In the entries below, find every line holding the string "Moines" and collect it.

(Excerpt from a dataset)
··········
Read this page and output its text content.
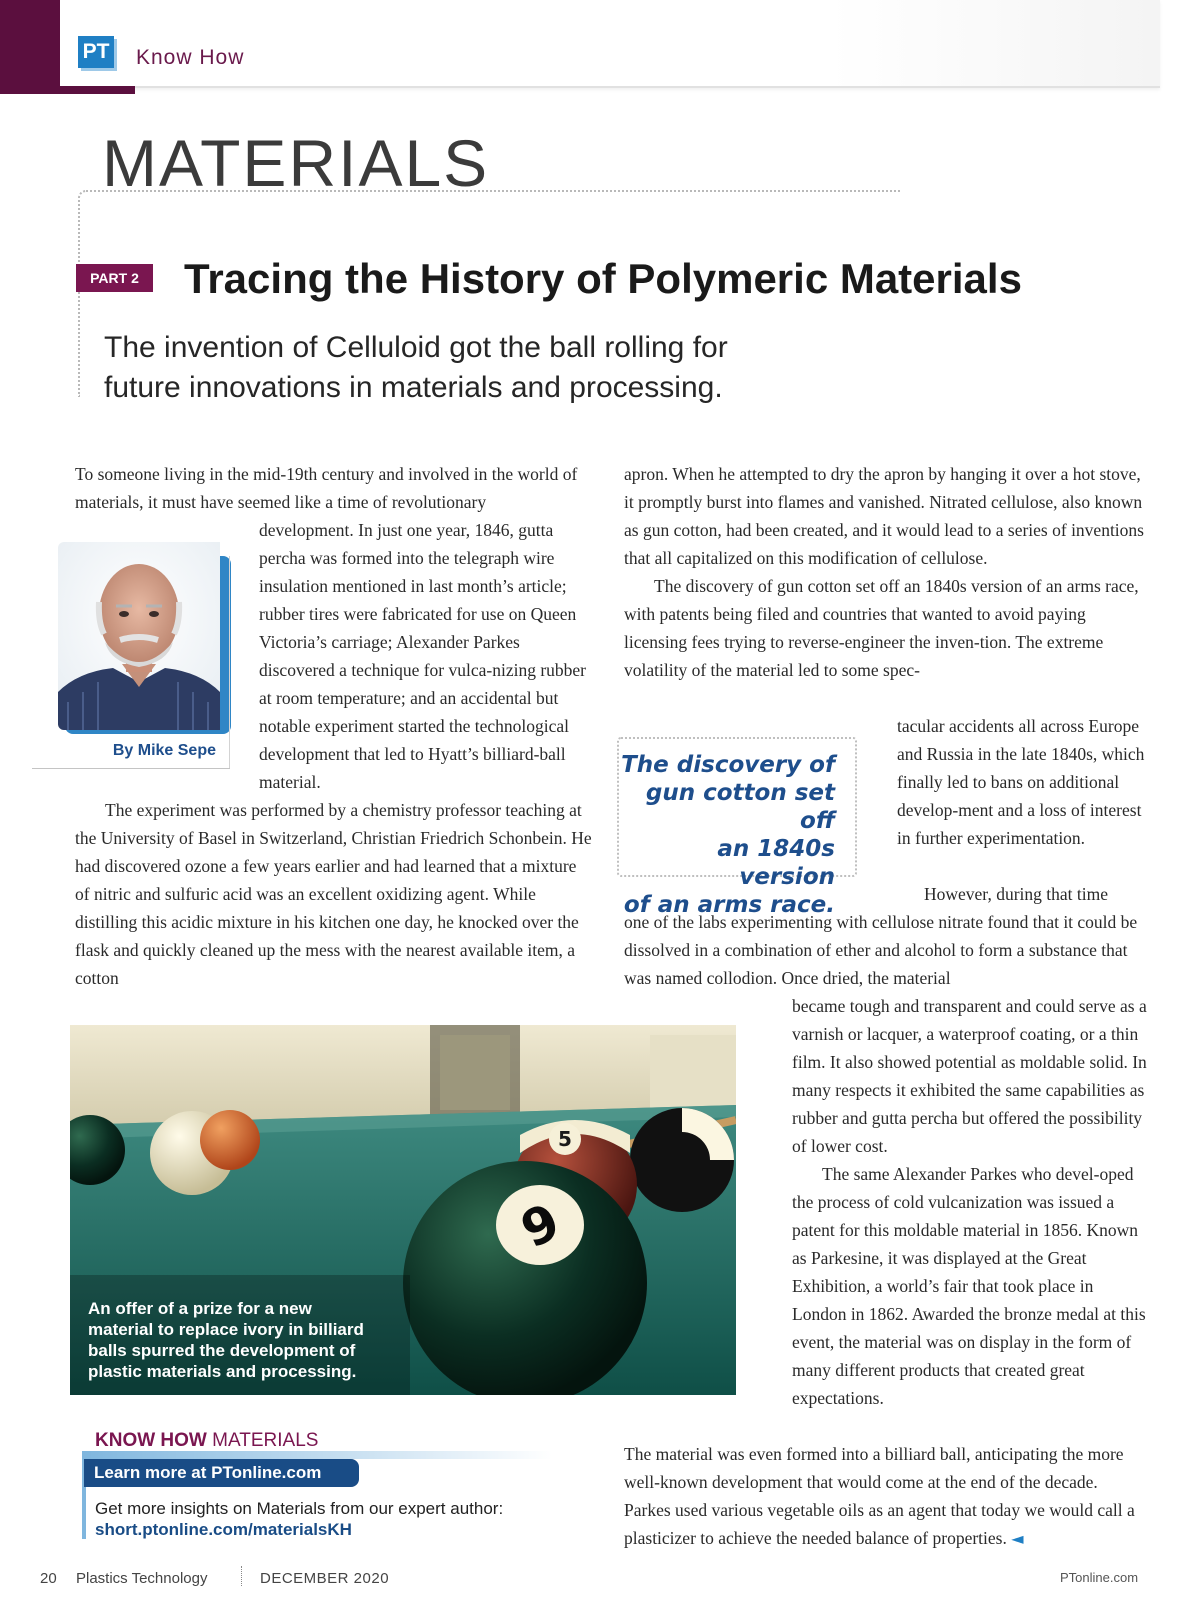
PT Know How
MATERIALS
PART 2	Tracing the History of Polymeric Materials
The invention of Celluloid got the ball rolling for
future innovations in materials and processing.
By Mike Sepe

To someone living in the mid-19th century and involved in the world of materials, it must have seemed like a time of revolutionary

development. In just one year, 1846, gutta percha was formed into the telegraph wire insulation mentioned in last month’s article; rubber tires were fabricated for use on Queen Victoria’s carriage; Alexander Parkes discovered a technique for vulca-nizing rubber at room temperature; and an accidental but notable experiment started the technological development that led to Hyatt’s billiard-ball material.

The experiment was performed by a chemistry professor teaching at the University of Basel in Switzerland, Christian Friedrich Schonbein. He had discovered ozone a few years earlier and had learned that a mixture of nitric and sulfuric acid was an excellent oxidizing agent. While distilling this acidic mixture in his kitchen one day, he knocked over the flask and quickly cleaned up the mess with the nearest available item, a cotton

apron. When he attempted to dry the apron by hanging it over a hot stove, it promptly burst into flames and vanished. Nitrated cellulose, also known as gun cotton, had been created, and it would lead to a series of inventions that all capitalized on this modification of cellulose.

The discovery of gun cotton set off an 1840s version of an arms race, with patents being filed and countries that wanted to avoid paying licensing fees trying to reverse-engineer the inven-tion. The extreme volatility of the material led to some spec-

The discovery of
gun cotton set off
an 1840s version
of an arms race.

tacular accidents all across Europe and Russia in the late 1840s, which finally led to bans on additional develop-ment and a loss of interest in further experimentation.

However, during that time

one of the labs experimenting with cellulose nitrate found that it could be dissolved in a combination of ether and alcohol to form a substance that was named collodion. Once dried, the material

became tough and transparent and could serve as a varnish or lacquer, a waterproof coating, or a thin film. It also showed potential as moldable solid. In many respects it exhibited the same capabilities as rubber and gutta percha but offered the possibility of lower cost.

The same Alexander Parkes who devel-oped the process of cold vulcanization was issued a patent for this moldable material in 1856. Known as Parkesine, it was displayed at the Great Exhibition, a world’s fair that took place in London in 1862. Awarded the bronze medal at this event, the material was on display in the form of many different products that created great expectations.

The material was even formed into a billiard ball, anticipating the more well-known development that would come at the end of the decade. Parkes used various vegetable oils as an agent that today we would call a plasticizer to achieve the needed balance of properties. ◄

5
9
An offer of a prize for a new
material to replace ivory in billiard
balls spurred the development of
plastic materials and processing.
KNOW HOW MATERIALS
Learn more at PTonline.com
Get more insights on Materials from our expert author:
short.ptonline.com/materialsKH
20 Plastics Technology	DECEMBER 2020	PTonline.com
··········
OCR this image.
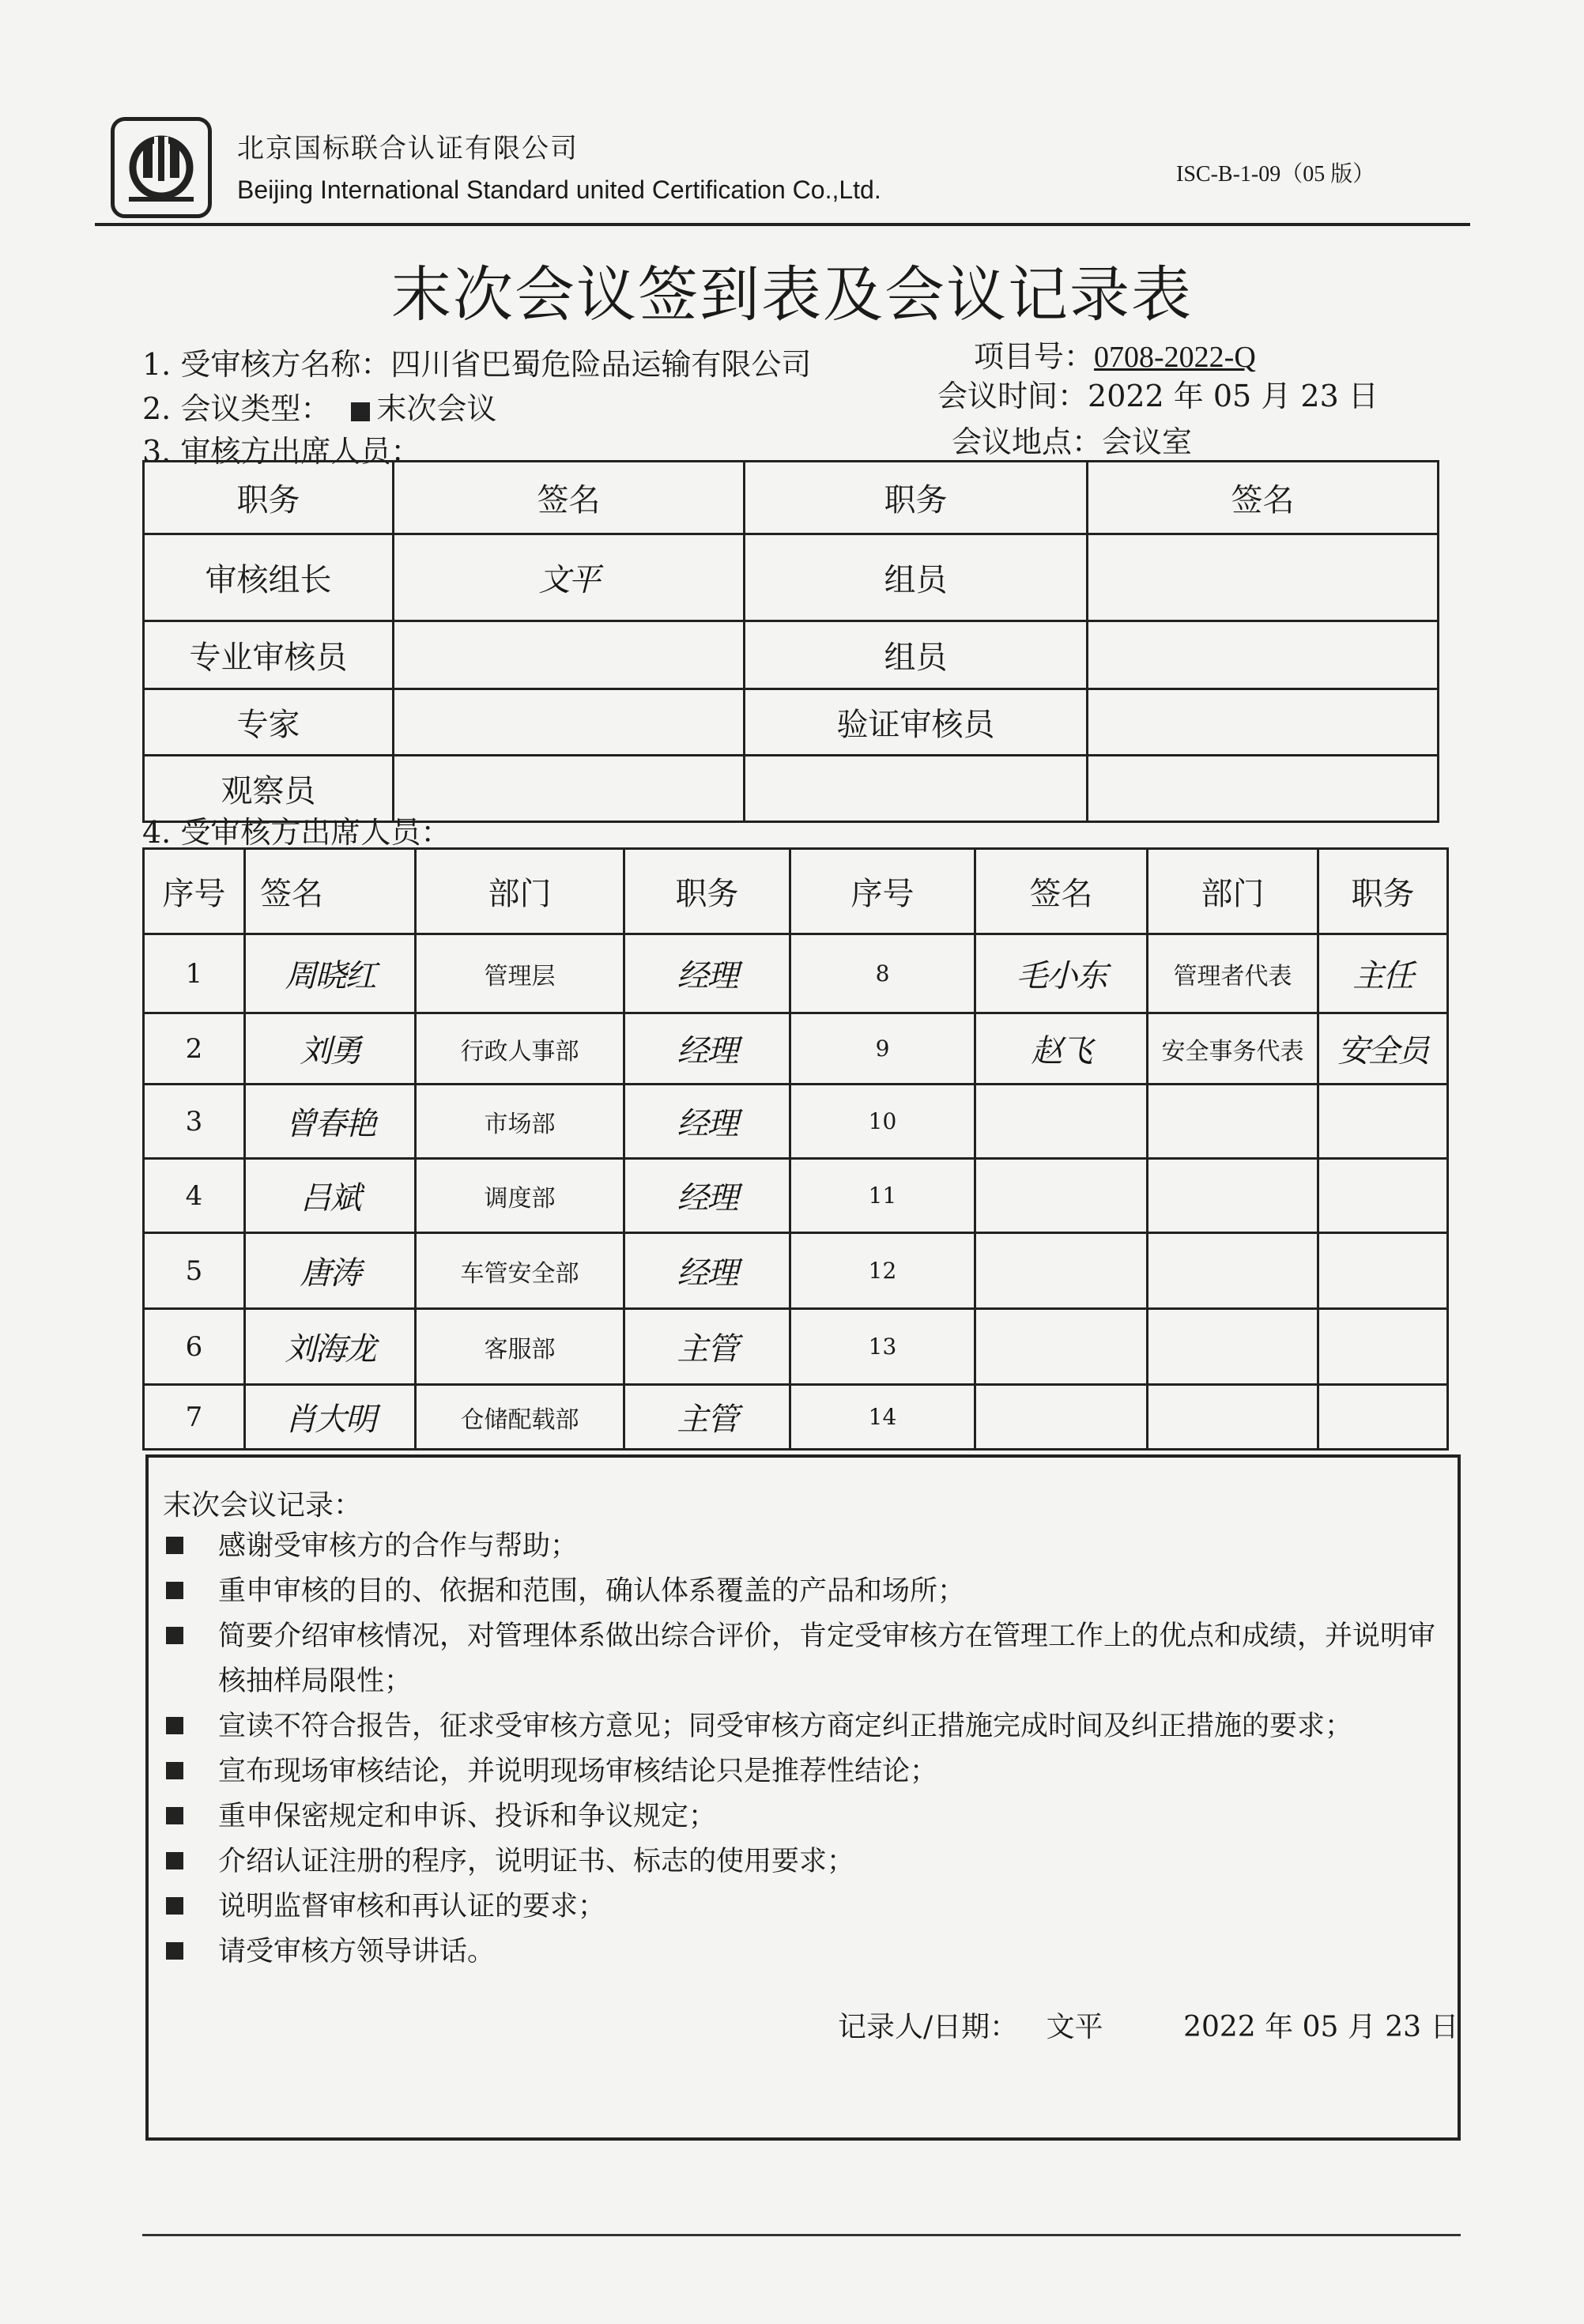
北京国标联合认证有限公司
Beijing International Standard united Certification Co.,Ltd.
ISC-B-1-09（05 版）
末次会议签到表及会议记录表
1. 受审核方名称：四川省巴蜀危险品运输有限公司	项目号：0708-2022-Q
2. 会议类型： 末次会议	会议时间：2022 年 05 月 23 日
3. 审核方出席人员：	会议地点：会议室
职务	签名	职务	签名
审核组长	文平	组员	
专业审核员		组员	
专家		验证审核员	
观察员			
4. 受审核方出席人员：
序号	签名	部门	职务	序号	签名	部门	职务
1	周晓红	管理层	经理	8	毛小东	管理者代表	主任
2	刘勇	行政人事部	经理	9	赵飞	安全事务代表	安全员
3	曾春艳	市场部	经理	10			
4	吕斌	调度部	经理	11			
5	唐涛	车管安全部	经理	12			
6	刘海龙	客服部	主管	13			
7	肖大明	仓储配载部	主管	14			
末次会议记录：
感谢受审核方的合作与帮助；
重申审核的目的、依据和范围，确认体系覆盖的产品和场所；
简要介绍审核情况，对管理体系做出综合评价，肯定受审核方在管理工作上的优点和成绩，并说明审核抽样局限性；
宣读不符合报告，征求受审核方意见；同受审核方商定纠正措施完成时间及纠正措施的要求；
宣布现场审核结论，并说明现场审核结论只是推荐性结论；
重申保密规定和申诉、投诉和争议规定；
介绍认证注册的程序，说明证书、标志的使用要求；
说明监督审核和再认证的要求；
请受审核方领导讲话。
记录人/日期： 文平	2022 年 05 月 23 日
··········
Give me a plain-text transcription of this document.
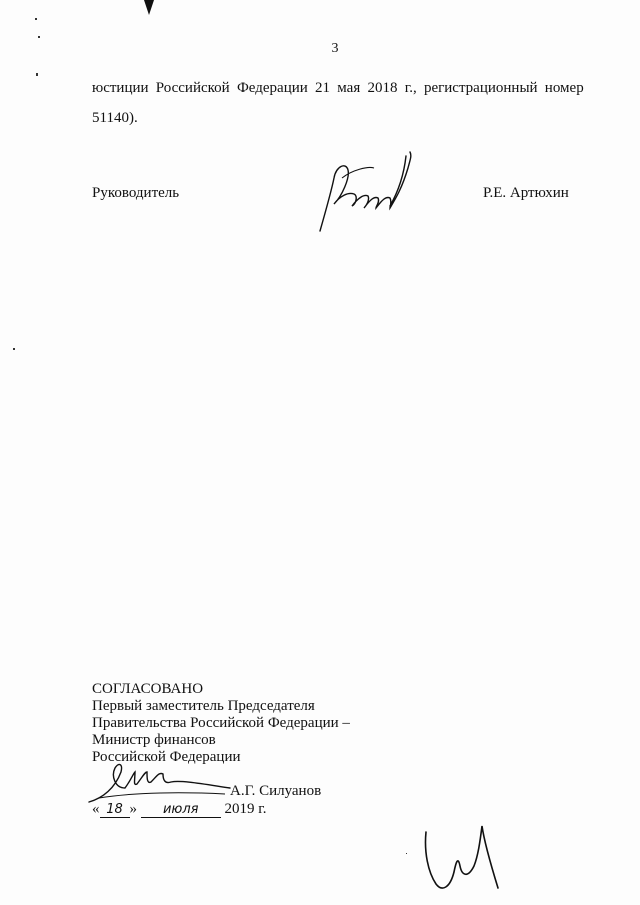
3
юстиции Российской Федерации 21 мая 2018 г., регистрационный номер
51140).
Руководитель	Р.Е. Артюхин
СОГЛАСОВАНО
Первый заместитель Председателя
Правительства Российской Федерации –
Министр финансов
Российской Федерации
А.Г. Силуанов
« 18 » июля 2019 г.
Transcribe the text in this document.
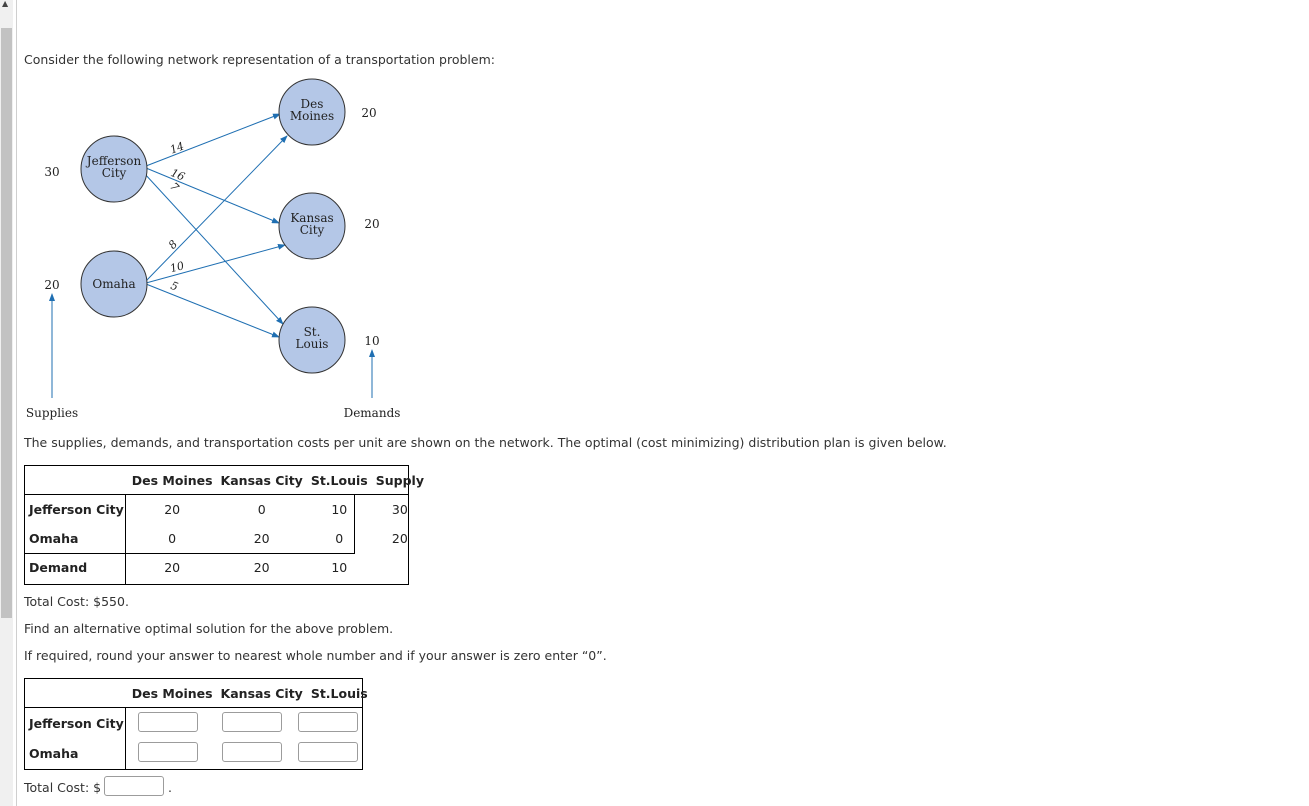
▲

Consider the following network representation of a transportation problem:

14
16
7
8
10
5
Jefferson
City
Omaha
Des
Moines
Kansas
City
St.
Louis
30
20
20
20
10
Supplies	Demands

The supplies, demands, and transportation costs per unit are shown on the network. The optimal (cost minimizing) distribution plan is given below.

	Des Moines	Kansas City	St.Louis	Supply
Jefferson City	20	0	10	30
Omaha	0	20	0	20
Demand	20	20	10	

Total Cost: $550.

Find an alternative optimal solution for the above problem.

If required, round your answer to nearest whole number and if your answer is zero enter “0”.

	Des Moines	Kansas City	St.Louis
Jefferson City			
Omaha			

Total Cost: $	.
··········
Expected answer –
Moines
	Des Moines	Kansas City	St.Louis	Supply
	Des Moines	Kansas City	St.Louis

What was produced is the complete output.